- Task objective
Collect all lines from the records below that include the word "text".

[Dataset items]

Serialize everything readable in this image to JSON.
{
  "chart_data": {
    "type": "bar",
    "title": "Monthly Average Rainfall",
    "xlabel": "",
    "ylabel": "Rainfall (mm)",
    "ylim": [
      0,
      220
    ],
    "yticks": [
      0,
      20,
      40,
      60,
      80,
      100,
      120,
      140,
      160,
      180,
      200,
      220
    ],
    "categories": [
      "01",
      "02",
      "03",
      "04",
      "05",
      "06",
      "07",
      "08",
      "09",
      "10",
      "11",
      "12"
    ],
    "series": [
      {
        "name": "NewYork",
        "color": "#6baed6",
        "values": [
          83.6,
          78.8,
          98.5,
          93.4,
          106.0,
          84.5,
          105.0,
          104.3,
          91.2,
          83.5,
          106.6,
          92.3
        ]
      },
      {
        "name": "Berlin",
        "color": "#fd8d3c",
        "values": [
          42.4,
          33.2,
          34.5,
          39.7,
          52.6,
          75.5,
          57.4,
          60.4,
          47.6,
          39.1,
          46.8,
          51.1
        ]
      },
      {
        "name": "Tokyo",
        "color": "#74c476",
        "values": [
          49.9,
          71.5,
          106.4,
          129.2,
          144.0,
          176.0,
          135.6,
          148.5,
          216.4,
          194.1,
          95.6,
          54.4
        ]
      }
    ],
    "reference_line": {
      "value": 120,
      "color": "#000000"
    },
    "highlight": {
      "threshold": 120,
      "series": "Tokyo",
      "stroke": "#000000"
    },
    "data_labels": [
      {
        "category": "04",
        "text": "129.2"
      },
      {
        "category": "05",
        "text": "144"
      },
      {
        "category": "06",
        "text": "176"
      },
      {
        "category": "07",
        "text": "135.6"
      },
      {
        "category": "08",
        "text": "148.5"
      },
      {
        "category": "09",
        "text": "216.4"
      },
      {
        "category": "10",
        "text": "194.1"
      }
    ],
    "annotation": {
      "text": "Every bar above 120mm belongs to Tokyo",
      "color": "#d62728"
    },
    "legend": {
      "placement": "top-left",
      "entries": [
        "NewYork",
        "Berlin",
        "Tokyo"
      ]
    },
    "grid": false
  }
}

- Exercise answer
        "text": "129.2"
        "text": "144"
        "text": "176"
        "text": "135.6"
        "text": "148.5"
        "text": "216.4"
        "text": "194.1"
      "text": "Every bar above 120mm belongs to Tokyo",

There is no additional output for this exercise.